----- PROVIDED DATA -----

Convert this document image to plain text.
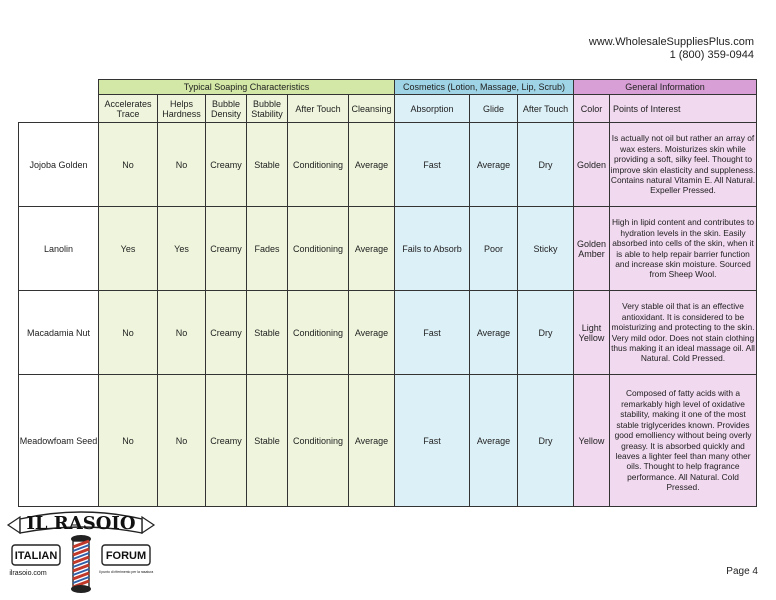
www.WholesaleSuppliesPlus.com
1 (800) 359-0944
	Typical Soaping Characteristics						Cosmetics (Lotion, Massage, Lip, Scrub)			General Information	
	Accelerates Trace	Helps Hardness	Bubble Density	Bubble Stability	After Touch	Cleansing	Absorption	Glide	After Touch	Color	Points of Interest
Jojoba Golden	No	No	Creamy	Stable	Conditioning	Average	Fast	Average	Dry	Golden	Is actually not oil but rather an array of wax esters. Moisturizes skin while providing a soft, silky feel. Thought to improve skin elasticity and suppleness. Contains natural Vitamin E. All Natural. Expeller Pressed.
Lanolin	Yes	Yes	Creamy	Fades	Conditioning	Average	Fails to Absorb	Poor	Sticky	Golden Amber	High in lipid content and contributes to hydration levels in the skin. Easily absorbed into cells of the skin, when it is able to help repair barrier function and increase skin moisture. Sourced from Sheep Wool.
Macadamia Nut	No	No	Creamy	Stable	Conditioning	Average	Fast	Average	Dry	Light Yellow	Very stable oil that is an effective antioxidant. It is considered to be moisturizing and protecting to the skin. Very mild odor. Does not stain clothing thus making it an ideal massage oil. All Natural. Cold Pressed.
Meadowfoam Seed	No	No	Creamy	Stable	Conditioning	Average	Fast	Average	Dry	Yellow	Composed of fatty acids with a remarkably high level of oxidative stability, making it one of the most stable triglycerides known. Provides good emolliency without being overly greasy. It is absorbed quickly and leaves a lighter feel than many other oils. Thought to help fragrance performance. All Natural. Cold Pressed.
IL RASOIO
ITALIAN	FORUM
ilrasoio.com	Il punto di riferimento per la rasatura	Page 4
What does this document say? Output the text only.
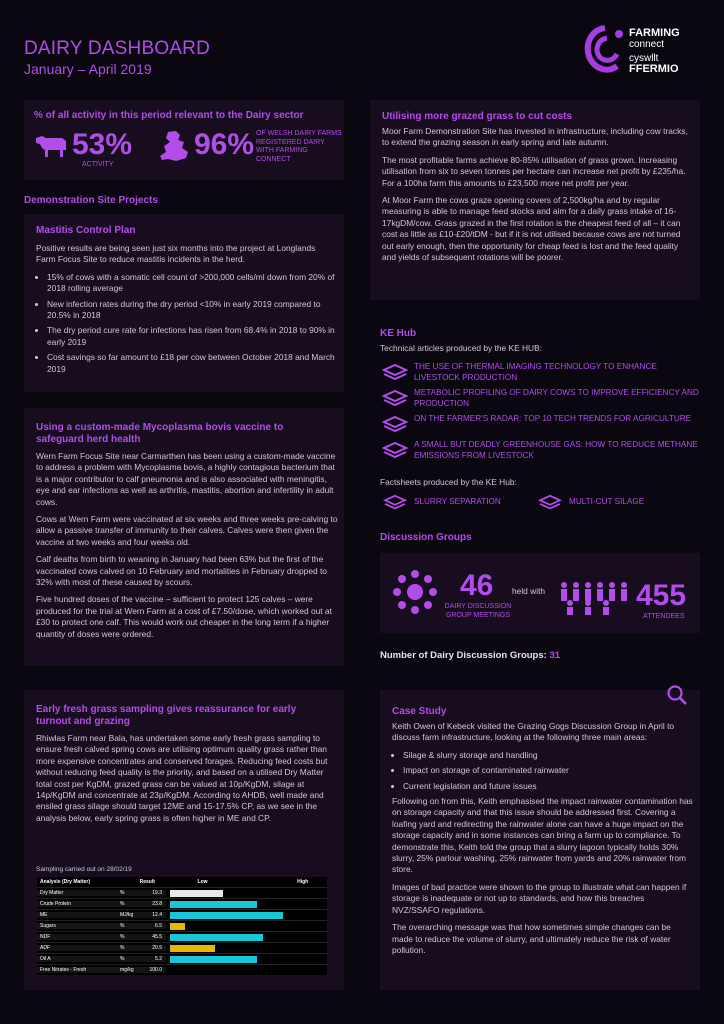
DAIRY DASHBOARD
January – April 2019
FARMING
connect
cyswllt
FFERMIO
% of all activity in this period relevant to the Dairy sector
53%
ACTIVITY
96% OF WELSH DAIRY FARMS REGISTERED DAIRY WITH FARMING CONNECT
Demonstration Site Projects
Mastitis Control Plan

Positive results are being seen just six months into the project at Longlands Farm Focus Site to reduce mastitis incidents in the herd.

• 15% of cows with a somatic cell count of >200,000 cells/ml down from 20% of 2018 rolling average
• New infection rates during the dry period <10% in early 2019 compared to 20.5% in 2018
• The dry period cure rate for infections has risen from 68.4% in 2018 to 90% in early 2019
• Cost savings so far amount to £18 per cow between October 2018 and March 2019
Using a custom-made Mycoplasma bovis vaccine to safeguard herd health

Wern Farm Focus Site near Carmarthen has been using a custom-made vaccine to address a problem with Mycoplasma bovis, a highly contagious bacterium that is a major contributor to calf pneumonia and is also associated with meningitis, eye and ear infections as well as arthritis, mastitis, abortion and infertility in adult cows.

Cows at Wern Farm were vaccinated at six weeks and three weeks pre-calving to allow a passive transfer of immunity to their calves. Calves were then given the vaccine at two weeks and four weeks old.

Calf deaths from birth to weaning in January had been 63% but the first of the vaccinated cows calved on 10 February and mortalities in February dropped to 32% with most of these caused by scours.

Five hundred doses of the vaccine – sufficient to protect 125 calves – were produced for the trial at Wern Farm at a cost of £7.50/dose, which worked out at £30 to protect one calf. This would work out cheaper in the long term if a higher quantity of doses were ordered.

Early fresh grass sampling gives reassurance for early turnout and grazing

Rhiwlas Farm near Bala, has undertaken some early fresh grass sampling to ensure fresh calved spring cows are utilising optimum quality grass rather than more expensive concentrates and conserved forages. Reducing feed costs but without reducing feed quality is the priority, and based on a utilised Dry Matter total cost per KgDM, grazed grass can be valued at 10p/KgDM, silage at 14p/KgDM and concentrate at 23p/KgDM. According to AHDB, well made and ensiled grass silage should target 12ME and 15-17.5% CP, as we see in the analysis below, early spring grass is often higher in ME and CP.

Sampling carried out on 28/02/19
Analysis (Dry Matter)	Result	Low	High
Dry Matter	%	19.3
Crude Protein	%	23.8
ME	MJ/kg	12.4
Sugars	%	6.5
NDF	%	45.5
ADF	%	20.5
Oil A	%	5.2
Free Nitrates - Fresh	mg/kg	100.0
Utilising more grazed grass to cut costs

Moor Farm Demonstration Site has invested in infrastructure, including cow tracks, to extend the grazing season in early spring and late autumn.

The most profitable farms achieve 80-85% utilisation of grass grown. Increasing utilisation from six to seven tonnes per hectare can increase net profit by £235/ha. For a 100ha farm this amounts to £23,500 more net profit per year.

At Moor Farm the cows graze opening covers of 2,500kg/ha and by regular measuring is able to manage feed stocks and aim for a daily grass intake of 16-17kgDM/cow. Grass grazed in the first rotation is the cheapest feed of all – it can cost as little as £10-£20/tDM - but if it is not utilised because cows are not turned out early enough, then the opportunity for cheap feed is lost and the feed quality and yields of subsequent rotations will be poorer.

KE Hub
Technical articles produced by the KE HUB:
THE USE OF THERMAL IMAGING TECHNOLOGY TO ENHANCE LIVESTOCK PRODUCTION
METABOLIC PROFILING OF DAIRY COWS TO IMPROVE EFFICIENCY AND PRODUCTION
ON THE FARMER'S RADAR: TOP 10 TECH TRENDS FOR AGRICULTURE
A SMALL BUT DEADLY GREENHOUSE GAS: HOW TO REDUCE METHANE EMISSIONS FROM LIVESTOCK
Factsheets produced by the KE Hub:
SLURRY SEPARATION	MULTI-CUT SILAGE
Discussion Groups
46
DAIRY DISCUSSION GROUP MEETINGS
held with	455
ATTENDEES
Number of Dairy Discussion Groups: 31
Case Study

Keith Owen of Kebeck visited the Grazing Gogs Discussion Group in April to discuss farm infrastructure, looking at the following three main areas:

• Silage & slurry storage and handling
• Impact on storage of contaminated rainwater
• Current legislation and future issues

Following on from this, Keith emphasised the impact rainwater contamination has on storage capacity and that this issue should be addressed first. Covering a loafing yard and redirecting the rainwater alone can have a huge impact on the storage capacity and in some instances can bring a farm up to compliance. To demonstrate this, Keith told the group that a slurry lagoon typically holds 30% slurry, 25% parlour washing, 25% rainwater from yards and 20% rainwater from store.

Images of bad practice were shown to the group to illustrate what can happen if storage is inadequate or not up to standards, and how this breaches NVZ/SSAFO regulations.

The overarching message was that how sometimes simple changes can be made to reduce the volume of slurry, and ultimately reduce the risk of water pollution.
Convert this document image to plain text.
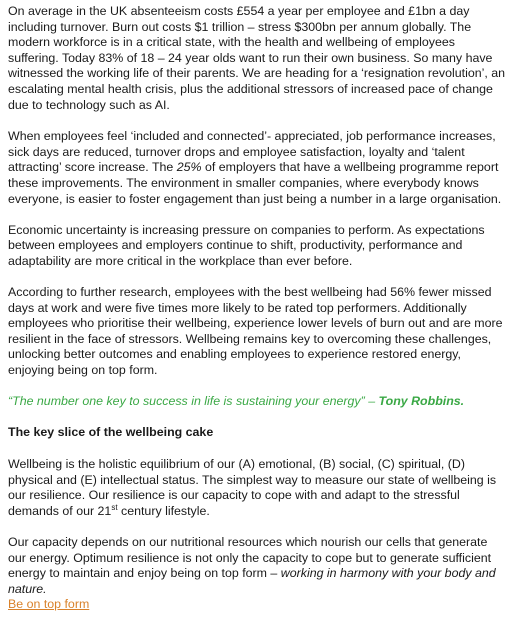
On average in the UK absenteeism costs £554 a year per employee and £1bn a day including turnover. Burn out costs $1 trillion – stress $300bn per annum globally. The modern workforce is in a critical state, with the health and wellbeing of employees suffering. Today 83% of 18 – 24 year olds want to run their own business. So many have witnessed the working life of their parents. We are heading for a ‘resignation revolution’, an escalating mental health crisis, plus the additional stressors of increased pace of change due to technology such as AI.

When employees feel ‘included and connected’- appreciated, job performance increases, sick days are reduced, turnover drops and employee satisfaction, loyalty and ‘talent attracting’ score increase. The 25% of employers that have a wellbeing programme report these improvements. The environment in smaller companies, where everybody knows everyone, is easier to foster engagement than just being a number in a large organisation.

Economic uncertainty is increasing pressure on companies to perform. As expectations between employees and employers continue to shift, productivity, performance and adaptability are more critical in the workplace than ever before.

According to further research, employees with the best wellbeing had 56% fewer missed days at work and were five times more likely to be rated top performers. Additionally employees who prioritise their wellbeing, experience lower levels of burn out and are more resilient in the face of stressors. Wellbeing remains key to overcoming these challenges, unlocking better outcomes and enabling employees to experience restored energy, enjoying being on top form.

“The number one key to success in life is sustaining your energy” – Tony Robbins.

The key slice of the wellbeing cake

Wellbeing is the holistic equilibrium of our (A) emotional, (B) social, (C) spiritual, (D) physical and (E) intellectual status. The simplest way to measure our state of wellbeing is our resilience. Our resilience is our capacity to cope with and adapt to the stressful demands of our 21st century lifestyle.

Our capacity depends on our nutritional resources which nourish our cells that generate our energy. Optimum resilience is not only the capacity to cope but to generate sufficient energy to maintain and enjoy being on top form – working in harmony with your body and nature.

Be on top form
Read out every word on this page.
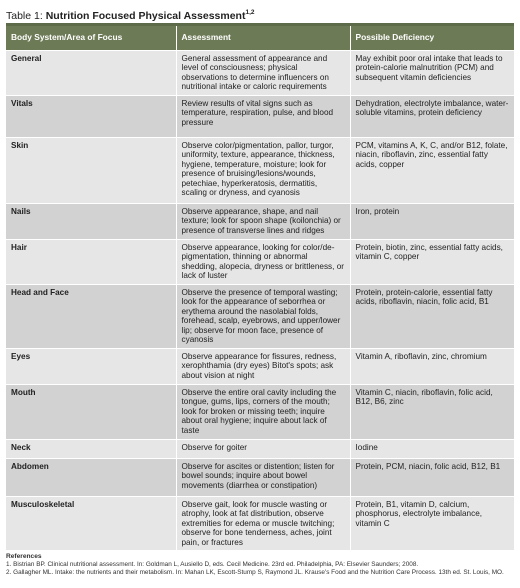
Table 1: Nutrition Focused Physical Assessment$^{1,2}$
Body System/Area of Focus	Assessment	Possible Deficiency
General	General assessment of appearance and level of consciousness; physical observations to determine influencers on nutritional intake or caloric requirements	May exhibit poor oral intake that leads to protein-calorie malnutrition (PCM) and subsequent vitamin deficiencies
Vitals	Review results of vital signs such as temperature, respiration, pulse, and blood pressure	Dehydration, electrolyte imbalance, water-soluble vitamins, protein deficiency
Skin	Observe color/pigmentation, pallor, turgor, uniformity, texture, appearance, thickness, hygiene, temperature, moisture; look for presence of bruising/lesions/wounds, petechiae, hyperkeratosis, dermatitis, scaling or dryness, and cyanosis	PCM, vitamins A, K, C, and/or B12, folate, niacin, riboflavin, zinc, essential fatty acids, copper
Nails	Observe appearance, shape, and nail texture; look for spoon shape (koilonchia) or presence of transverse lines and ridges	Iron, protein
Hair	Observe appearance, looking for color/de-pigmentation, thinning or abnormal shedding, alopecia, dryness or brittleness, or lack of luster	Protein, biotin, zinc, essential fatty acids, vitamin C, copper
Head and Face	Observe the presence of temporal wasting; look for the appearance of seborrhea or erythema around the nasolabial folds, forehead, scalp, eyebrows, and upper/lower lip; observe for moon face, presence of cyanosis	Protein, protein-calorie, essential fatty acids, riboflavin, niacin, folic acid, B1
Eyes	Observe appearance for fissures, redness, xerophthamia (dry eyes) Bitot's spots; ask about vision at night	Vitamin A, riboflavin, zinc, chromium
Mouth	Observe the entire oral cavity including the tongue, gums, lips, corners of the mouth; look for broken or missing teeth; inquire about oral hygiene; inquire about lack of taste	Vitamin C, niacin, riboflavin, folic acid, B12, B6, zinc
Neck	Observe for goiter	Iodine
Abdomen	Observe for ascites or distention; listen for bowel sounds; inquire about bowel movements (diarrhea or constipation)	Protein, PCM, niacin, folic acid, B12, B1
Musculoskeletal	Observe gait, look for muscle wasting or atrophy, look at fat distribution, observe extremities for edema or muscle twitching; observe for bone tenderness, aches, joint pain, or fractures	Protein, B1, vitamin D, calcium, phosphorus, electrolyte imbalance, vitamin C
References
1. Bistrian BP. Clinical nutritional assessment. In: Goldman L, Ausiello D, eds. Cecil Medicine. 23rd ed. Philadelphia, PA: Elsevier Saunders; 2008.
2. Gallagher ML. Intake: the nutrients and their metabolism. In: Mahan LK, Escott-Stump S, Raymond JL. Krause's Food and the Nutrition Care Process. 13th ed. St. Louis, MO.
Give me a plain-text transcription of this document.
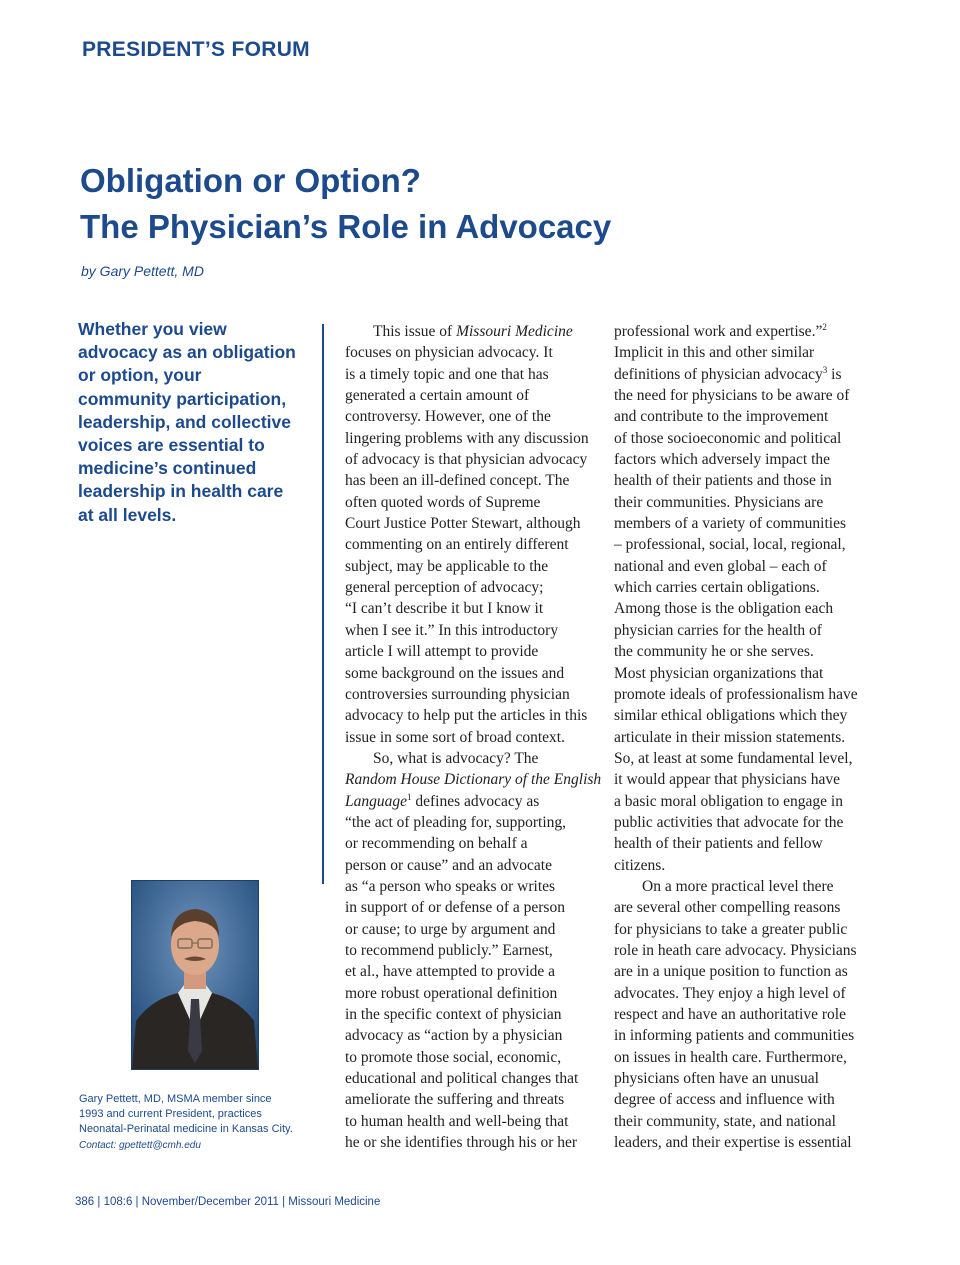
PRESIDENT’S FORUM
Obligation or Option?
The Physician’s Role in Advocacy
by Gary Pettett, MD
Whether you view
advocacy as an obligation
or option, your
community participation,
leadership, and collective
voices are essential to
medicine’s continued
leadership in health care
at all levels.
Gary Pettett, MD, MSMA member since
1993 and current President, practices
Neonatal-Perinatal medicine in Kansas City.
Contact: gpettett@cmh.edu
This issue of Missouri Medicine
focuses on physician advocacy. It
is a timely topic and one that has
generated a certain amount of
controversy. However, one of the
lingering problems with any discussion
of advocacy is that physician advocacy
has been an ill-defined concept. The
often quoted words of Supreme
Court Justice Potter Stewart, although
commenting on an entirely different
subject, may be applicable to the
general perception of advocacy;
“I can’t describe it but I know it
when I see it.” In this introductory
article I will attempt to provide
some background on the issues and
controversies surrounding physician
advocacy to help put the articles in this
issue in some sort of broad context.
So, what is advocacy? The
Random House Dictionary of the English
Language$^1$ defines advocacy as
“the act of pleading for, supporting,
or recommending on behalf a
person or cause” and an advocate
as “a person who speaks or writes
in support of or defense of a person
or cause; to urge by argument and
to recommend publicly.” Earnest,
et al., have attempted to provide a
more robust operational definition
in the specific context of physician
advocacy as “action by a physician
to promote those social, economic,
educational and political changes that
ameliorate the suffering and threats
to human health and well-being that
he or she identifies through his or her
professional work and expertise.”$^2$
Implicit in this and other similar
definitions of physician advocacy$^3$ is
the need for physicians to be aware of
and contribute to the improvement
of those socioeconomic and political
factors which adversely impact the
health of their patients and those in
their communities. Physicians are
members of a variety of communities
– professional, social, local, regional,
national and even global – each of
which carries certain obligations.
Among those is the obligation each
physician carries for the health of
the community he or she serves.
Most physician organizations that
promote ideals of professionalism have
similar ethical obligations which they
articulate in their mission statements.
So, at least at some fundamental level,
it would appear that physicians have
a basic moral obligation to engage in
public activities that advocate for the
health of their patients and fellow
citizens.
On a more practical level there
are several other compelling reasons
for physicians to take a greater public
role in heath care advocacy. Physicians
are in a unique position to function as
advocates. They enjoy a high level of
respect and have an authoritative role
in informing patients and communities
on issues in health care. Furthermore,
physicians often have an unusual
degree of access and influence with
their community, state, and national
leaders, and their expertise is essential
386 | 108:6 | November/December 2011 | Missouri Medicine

-----

PROBLEM TO SOLVE. From the records above, pull every line that carries the word "community".

SOLUTION TO THIS TASK.
community participation,
the community he or she serves.
their community, state, and national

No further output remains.